• Aim of the exercise:
Lay out as a numbered list, omitting blank lines, only the lines from the one containing "bar [61, 142, 395, 403]" through the last line of the dataset excerpt, both ends included.

Dataset excerpt:

----------------

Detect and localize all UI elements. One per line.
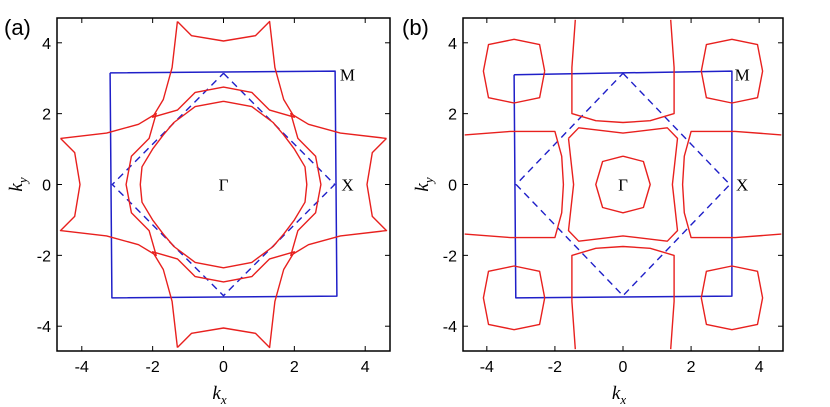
x-tick-label: 0 — [619, 359, 628, 376]
series-pocket-m-top-right — [700, 38, 764, 104]
series-pocket-m-top-left — [482, 38, 546, 104]
annotation-gamma: Γ — [219, 176, 229, 195]
y-tick-label: 0 — [448, 178, 457, 195]
annotation-m: M — [340, 66, 355, 85]
y-tick-label: 2 — [448, 107, 457, 124]
x-tick-label: -4 — [480, 359, 494, 376]
x-tick-label: 0 — [219, 359, 228, 376]
x-axis-label-subscript: x — [220, 392, 227, 407]
y-axis-label-subscript: y — [421, 177, 436, 185]
series-fermi-surface-right — [290, 112, 388, 257]
series-lobe-bottom — [571, 245, 675, 350]
series-lobe-left — [464, 130, 565, 239]
x-tick-label: -4 — [75, 359, 89, 376]
y-axis-label-main: k — [412, 183, 433, 192]
y-tick-label: -2 — [443, 248, 457, 265]
y-axis-label: ky — [6, 177, 30, 191]
x-tick-label: 2 — [687, 359, 696, 376]
series-lobe-top — [571, 19, 675, 124]
series-fermi-surface-bottom — [151, 251, 296, 349]
series-square-center — [567, 127, 679, 242]
series-brillouin-zone — [513, 70, 733, 299]
x-tick-label: 4 — [755, 359, 764, 376]
x-axis-label: kx — [212, 383, 226, 407]
series-lobe-right — [681, 130, 782, 239]
series-fermi-surface-center — [139, 100, 308, 269]
y-tick-label: -4 — [443, 319, 457, 336]
y-axis-label-main: k — [6, 183, 27, 192]
y-tick-label: -4 — [37, 319, 51, 336]
annotation-x: X — [341, 176, 353, 195]
series-folded-zone — [515, 72, 731, 297]
x-axis-label: kx — [612, 383, 626, 407]
y-tick-label: -2 — [37, 248, 51, 265]
y-tick-label: 4 — [448, 36, 457, 53]
annotation-gamma: Γ — [618, 176, 628, 195]
series-pocket-m-bottom-left — [482, 265, 546, 331]
y-tick-label: 2 — [42, 107, 51, 124]
panel-label: (a) — [4, 15, 31, 40]
x-tick-label: 4 — [361, 359, 370, 376]
annotation-m: M — [735, 66, 750, 85]
series-folded-zone — [111, 72, 336, 297]
x-tick-label: -2 — [548, 359, 562, 376]
x-axis-label-subscript: x — [619, 392, 626, 407]
series-fermi-surface-left — [59, 112, 157, 257]
annotation-x: X — [736, 176, 748, 195]
x-axis-label-main: k — [612, 383, 621, 404]
series-fermi-surface-top — [151, 20, 296, 118]
y-tick-label: 4 — [42, 36, 51, 53]
y-tick-label: 0 — [42, 178, 51, 195]
series-pocket-gamma — [595, 155, 651, 214]
x-axis-label-main: k — [212, 383, 221, 404]
y-axis-label: ky — [412, 177, 436, 191]
x-tick-label: 2 — [290, 359, 299, 376]
plot-area — [59, 20, 388, 349]
plot-area — [464, 19, 782, 350]
x-tick-label: -2 — [146, 359, 160, 376]
series-brillouin-zone — [109, 70, 338, 299]
y-axis-label-subscript: y — [15, 177, 30, 185]
panel-label: (b) — [402, 15, 429, 40]
series-pocket-m-bottom-right — [700, 265, 764, 331]
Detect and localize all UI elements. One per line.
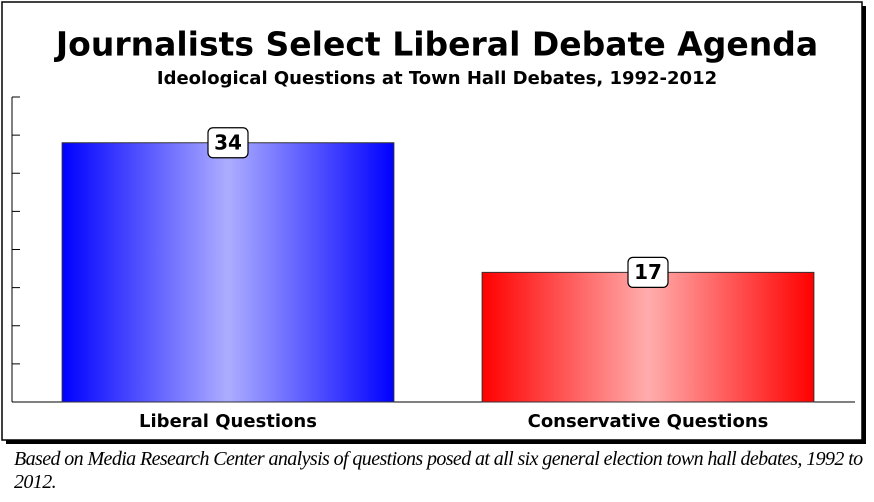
bar [61, 142, 395, 403]
x-tick-label: Liberal Questions [139, 411, 317, 432]
x-tick-label: Conservative Questions [528, 411, 769, 432]
value-label-box [627, 256, 669, 288]
footnote: Based on Media Research Center analysis … [14, 448, 863, 493]
chart: Journalists Select Liberal Debate Agenda… [1, 1, 866, 444]
chart-title: Journalists Select Liberal Debate Agenda [54, 25, 818, 64]
value-label: 34 [214, 130, 242, 154]
value-label: 17 [634, 260, 662, 284]
chart-subtitle: Ideological Questions at Town Hall Debat… [157, 68, 717, 89]
value-label-box [207, 127, 249, 159]
bar [481, 271, 815, 403]
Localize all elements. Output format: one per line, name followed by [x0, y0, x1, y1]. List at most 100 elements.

----------------

• Answer for this exercise:
1. bar [61, 142, 395, 403]
2. x-tick-label: Liberal Questions [139, 411, 317, 432]
3. x-tick-label: Conservative Questions [528, 411, 769, 432]
4. value-label-box [627, 256, 669, 288]
5. footnote: Based on Media Research Center analysis … [14, 448, 863, 493]
6. chart: Journalists Select Liberal Debate Agenda… [1, 1, 866, 444]
7. chart-title: Journalists Select Liberal Debate Agenda [54, 25, 818, 64]
8. value-label: 34 [214, 130, 242, 154]
9. value-label: 17 [634, 260, 662, 284]
10. chart-subtitle: Ideological Questions at Town Hall Debat… [157, 68, 717, 89]
11. value-label-box [207, 127, 249, 159]
12. bar [481, 271, 815, 403]
13. Localize all elements. Output format: one per line, name followed by [x0, y0, x1, y1]. List at most 100 elements.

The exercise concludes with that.